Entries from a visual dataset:
******
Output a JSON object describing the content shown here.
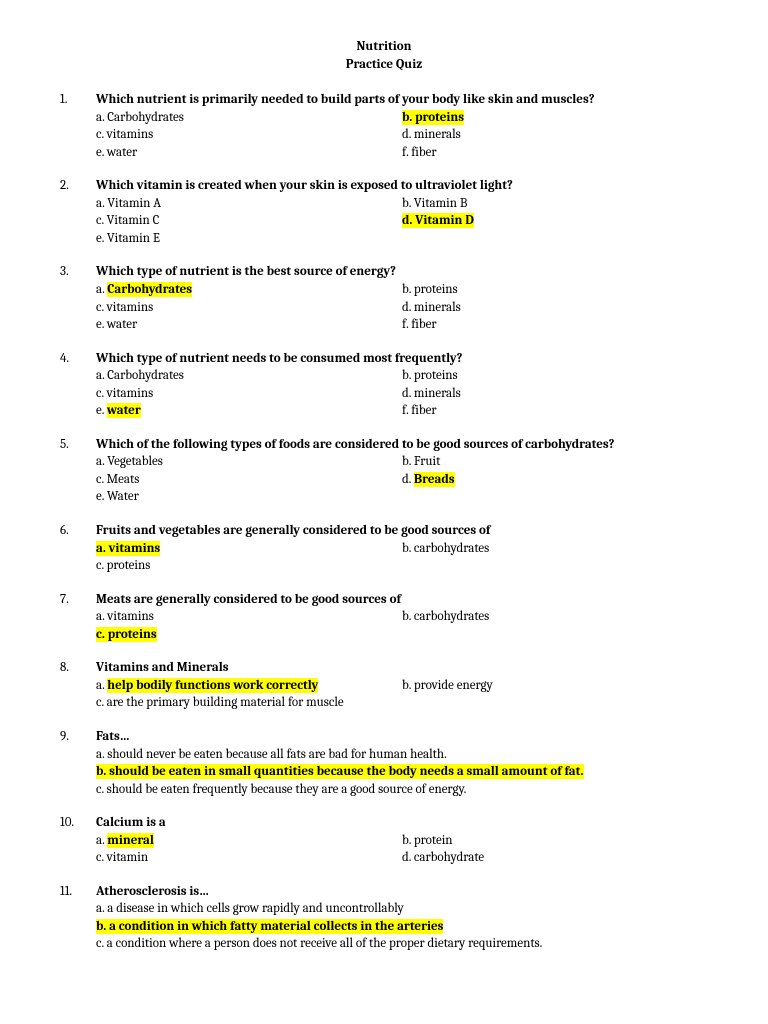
{
  "title_line1": "Nutrition",
  "title_line2": "Practice Quiz",
  "questions": [
    {
      "num": "1.",
      "text": "Which nutrient is primarily needed to build parts of your body like skin and muscles?",
      "layout": "2col",
      "left": [
        {
          "t": "a.  Carbohydrates",
          "hl": false
        },
        {
          "t": "c.  vitamins",
          "hl": false
        },
        {
          "t": "e.  water",
          "hl": false
        }
      ],
      "right": [
        {
          "t": "b.  proteins",
          "hl": true
        },
        {
          "t": "d.  minerals",
          "hl": false
        },
        {
          "t": "f.  fiber",
          "hl": false
        }
      ]
    },
    {
      "num": "2.",
      "text": "Which vitamin is created when your skin is exposed to ultraviolet light?",
      "layout": "2col",
      "left": [
        {
          "t": "a.  Vitamin A",
          "hl": false
        },
        {
          "t": "c.  Vitamin C",
          "hl": false
        },
        {
          "t": "e.  Vitamin E",
          "hl": false
        }
      ],
      "right": [
        {
          "t": "b.  Vitamin B",
          "hl": false
        },
        {
          "t": "d.  Vitamin D",
          "hl": true
        }
      ]
    },
    {
      "num": "3.",
      "text": "Which type of nutrient is the best source of energy?",
      "layout": "2col",
      "left": [
        {
          "pre": "a.  ",
          "t": "Carbohydrates",
          "hl_part": true
        },
        {
          "t": "c.  vitamins",
          "hl": false
        },
        {
          "t": "e.  water",
          "hl": false
        }
      ],
      "right": [
        {
          "t": "b.  proteins",
          "hl": false
        },
        {
          "t": "d.  minerals",
          "hl": false
        },
        {
          "t": "f.  fiber",
          "hl": false
        }
      ]
    },
    {
      "num": "4.",
      "text": "Which type of nutrient needs to be consumed most frequently?",
      "layout": "2col",
      "left": [
        {
          "t": "a.  Carbohydrates",
          "hl": false
        },
        {
          "t": "c.  vitamins",
          "hl": false
        },
        {
          "pre": "e.  ",
          "t": "water",
          "hl_part": true
        }
      ],
      "right": [
        {
          "t": "b.  proteins",
          "hl": false
        },
        {
          "t": "d.  minerals",
          "hl": false
        },
        {
          "t": "f.  fiber",
          "hl": false
        }
      ]
    },
    {
      "num": "5.",
      "text": "Which of the following types of foods are considered to be good sources of carbohydrates?",
      "layout": "2col",
      "left": [
        {
          "t": "a.  Vegetables",
          "hl": false
        },
        {
          "t": "c.  Meats",
          "hl": false
        },
        {
          "t": "e.  Water",
          "hl": false
        }
      ],
      "right": [
        {
          "t": "b.  Fruit",
          "hl": false
        },
        {
          "pre": "d.  ",
          "t": "Breads",
          "hl_part": true
        }
      ]
    },
    {
      "num": "6.",
      "text": " Fruits and vegetables are generally considered to be good sources of",
      "layout": "2col",
      "left": [
        {
          "t": "a.  vitamins",
          "hl": true
        },
        {
          "t": "c.  proteins",
          "hl": false
        }
      ],
      "right": [
        {
          "t": "b.  carbohydrates",
          "hl": false
        }
      ]
    },
    {
      "num": "7.",
      "text": " Meats are generally considered to be good sources of",
      "layout": "2col",
      "left": [
        {
          "t": "a.  vitamins",
          "hl": false
        },
        {
          "t": "c.  proteins",
          "hl": true
        }
      ],
      "right": [
        {
          "t": "b.  carbohydrates",
          "hl": false
        }
      ]
    },
    {
      "num": "8.",
      "text": "Vitamins and Minerals",
      "layout": "custom8",
      "r1_left_pre": "a.  ",
      "r1_left": "help bodily functions work correctly",
      "r1_right": "b.  provide energy",
      "r2": "c.  are the primary building material for muscle"
    },
    {
      "num": "9.",
      "text": "Fats…",
      "layout": "single",
      "rows": [
        {
          "t": "a.  should never be eaten because all fats are bad for human health.",
          "hl": false
        },
        {
          "t": "b.  should be eaten in small quantities because the body needs a small amount of fat.",
          "hl": true
        },
        {
          "t": "c.  should be eaten frequently because they are a good source of energy.",
          "hl": false
        }
      ]
    },
    {
      "num": "10.",
      "text": "Calcium is a",
      "layout": "2col",
      "left": [
        {
          "pre": "a.  ",
          "t": "mineral",
          "hl_part": true
        },
        {
          "t": "c.  vitamin",
          "hl": false
        }
      ],
      "right": [
        {
          "t": "b.  protein",
          "hl": false
        },
        {
          "t": "d.  carbohydrate",
          "hl": false
        }
      ]
    },
    {
      "num": "11.",
      "text": "Atherosclerosis is…",
      "layout": "single",
      "rows": [
        {
          "t": "a.  a disease in which cells grow rapidly and uncontrollably",
          "hl": false
        },
        {
          "t": "b.  a condition in which fatty material collects in the arteries",
          "hl": true
        },
        {
          "t": "c.  a condition where a person does not receive all of the proper dietary requirements.",
          "hl": false
        }
      ]
    }
  ]
}
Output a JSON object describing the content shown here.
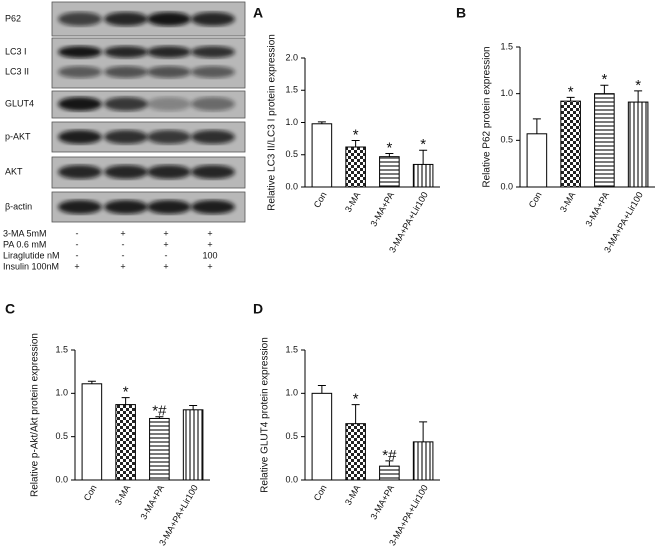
{
  "blot": {
    "bands": [
      "P62",
      "LC3 I",
      "LC3 II",
      "GLUT4",
      "p-AKT",
      "AKT",
      "β-actin"
    ],
    "treatments": [
      {
        "label": "3-MA 5mM",
        "cells": [
          "-",
          "+",
          "+",
          "+"
        ]
      },
      {
        "label": "PA 0.6 mM",
        "cells": [
          "-",
          "-",
          "+",
          "+"
        ]
      },
      {
        "label": "Liraglutide nM",
        "cells": [
          "-",
          "-",
          "-",
          "100"
        ]
      },
      {
        "label": "Insulin 100nM",
        "cells": [
          "+",
          "+",
          "+",
          "+"
        ]
      }
    ]
  },
  "chart_data": [
    {
      "type": "bar",
      "panel": "A",
      "y_label": "Relative LC3 II/LC3 I protein expression",
      "categories": [
        "Con",
        "3-MA",
        "3-MA+PA",
        "3-MA+PA+Lir100"
      ],
      "values": [
        0.98,
        0.62,
        0.47,
        0.35
      ],
      "errors": [
        0.03,
        0.1,
        0.05,
        0.22
      ],
      "annotations": [
        null,
        "*",
        "*",
        "*"
      ],
      "fills": [
        "plain",
        "checker",
        "hlines",
        "vlines"
      ],
      "ylim": [
        0,
        2
      ],
      "yticks": [
        {
          "value": 0,
          "label": "0.0"
        },
        {
          "value": 0.5,
          "label": "0.5"
        },
        {
          "value": 1,
          "label": "1.0"
        },
        {
          "value": 1.5,
          "label": "1.5"
        },
        {
          "value": 2,
          "label": "2.0"
        }
      ]
    },
    {
      "type": "bar",
      "panel": "B",
      "y_label": "Relative P62 protein expression",
      "categories": [
        "Con",
        "3-MA",
        "3-MA+PA",
        "3-MA+PA+Lir100"
      ],
      "values": [
        0.57,
        0.92,
        1.0,
        0.91
      ],
      "errors": [
        0.16,
        0.04,
        0.09,
        0.12
      ],
      "annotations": [
        null,
        "*",
        "*",
        "*"
      ],
      "fills": [
        "plain",
        "checker",
        "hlines",
        "vlines"
      ],
      "ylim": [
        0,
        1.5
      ],
      "yticks": [
        {
          "value": 0,
          "label": "0.0"
        },
        {
          "value": 0.5,
          "label": "0.5"
        },
        {
          "value": 1,
          "label": "1.0"
        },
        {
          "value": 1.5,
          "label": "1.5"
        }
      ]
    },
    {
      "type": "bar",
      "panel": "C",
      "y_label": "Relative p-Akt/Akt protein expression",
      "categories": [
        "Con",
        "3-MA",
        "3-MA+PA",
        "3-MA+PA+Lir100"
      ],
      "values": [
        1.11,
        0.87,
        0.71,
        0.81
      ],
      "errors": [
        0.03,
        0.08,
        0.02,
        0.05
      ],
      "annotations": [
        null,
        "*",
        "*#",
        null
      ],
      "fills": [
        "plain",
        "checker",
        "hlines",
        "vlines"
      ],
      "ylim": [
        0,
        1.5
      ],
      "yticks": [
        {
          "value": 0,
          "label": "0.0"
        },
        {
          "value": 0.5,
          "label": "0.5"
        },
        {
          "value": 1,
          "label": "1.0"
        },
        {
          "value": 1.5,
          "label": "1.5"
        }
      ]
    },
    {
      "type": "bar",
      "panel": "D",
      "y_label": "Relative GLUT4 protein expression",
      "categories": [
        "Con",
        "3-MA",
        "3-MA+PA",
        "3-MA+PA+Lir100"
      ],
      "values": [
        1.0,
        0.65,
        0.16,
        0.44
      ],
      "errors": [
        0.09,
        0.22,
        0.06,
        0.23
      ],
      "annotations": [
        null,
        "*",
        "*#",
        null
      ],
      "fills": [
        "plain",
        "checker",
        "hlines",
        "vlines"
      ],
      "ylim": [
        0,
        1.5
      ],
      "yticks": [
        {
          "value": 0,
          "label": "0.0"
        },
        {
          "value": 0.5,
          "label": "0.5"
        },
        {
          "value": 1,
          "label": "1.0"
        },
        {
          "value": 1.5,
          "label": "1.5"
        }
      ]
    }
  ]
}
******
**WORK TO BE COMPLETED**
Report all lines of the data that include the word "Relative".

**EXERCISE ANSWER**
      "y_label": "Relative LC3 II/LC3 I protein expression",
      "y_label": "Relative P62 protein expression",
      "y_label": "Relative p-Akt/Akt protein expression",
      "y_label": "Relative GLUT4 protein expression",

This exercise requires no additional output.